- TASK DIRECTIONS -
Select every line below containing the word "file".
======== INFORMATION PROVIDED
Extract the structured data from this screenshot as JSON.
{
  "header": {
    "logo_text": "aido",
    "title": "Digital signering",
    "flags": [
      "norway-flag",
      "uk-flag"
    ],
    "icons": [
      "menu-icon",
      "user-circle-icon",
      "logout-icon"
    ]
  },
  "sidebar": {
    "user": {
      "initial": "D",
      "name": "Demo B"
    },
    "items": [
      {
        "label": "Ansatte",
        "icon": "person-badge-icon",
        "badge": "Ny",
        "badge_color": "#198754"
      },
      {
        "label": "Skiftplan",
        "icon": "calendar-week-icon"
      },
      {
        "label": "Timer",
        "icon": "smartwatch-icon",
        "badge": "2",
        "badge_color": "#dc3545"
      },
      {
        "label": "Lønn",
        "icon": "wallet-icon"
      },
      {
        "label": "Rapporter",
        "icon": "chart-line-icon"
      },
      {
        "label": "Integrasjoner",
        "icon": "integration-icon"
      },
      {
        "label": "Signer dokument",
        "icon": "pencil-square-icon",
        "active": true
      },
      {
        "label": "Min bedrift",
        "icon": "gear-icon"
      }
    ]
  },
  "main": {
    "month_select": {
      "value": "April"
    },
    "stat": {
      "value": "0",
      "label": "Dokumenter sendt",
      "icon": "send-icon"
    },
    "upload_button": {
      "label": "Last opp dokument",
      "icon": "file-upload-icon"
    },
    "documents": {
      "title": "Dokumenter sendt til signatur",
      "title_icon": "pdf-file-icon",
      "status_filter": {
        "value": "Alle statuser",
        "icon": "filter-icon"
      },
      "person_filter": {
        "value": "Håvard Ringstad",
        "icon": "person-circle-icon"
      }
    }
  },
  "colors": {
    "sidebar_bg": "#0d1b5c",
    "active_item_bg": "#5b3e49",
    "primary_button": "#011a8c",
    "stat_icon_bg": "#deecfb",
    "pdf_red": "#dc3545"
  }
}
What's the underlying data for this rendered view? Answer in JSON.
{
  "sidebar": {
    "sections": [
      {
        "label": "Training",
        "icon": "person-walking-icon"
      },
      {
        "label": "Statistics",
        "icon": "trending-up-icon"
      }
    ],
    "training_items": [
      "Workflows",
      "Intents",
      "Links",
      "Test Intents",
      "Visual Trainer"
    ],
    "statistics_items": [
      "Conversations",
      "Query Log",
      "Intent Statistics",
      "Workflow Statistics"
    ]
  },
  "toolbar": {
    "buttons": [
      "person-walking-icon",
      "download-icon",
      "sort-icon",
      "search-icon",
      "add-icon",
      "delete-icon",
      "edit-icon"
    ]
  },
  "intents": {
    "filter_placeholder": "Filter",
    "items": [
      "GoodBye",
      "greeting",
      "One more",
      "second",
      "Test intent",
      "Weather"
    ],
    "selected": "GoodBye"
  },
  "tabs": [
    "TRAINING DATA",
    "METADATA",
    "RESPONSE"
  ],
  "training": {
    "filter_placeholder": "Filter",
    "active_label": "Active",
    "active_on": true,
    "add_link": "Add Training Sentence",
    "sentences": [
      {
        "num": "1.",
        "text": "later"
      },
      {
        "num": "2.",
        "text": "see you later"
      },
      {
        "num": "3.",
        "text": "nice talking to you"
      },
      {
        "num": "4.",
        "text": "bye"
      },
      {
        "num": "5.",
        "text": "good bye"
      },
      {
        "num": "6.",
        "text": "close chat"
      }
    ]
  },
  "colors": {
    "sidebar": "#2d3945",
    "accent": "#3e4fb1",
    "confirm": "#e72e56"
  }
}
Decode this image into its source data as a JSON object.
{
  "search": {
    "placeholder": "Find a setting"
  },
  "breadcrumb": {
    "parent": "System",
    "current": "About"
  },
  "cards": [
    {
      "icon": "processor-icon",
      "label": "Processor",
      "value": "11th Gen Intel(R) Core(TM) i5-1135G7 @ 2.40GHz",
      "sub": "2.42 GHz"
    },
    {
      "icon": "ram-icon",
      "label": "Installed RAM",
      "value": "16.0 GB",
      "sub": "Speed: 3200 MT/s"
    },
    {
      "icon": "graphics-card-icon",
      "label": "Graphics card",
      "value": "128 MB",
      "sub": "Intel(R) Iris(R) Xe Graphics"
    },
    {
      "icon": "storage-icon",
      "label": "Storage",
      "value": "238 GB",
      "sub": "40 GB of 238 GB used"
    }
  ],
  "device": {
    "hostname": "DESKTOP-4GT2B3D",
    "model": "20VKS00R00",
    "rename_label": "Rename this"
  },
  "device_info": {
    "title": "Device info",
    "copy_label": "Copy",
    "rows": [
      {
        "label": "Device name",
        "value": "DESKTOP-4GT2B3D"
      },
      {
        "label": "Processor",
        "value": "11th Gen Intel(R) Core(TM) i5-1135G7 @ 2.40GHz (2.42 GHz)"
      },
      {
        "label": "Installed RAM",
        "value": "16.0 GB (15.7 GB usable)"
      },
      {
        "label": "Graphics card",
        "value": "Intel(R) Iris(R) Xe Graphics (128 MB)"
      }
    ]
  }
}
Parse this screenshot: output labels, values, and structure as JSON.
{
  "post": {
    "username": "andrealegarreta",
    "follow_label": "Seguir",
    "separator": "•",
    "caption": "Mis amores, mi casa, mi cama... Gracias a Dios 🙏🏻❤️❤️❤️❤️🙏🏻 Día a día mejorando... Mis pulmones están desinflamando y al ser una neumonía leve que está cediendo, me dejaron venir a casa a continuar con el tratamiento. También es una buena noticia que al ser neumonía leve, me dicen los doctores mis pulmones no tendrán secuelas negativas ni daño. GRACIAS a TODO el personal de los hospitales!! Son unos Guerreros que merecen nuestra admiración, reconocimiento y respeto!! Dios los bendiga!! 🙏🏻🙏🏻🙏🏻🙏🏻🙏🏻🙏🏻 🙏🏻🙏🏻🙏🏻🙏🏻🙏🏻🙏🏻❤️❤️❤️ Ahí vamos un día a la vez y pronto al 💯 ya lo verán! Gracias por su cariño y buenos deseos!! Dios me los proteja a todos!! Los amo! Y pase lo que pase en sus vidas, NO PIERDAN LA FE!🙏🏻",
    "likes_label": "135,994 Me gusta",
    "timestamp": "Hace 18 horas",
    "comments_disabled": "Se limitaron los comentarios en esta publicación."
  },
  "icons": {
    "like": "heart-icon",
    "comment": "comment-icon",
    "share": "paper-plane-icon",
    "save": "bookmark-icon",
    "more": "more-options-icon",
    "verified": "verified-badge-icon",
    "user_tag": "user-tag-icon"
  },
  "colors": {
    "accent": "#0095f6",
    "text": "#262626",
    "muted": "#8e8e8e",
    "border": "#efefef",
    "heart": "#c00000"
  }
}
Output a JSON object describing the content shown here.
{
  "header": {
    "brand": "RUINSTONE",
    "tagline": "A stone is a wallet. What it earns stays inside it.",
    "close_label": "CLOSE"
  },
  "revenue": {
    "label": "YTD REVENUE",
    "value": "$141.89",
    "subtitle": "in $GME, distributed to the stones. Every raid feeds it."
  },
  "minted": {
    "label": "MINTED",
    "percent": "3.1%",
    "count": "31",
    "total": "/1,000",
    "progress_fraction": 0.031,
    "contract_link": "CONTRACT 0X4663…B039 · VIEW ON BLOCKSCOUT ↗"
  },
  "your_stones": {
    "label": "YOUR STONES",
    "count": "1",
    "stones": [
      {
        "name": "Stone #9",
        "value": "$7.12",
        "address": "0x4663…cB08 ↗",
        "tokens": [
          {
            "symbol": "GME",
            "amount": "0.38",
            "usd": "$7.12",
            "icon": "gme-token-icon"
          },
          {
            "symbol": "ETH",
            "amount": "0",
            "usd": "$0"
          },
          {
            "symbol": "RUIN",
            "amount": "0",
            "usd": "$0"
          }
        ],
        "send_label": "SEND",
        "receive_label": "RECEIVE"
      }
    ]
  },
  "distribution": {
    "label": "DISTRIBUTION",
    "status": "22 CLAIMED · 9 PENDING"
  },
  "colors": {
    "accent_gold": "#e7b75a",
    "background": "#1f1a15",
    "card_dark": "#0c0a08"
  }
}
================
- CORRECT RESPONSE -
      "icon": "file-upload-icon"
      "title_icon": "pdf-file-icon",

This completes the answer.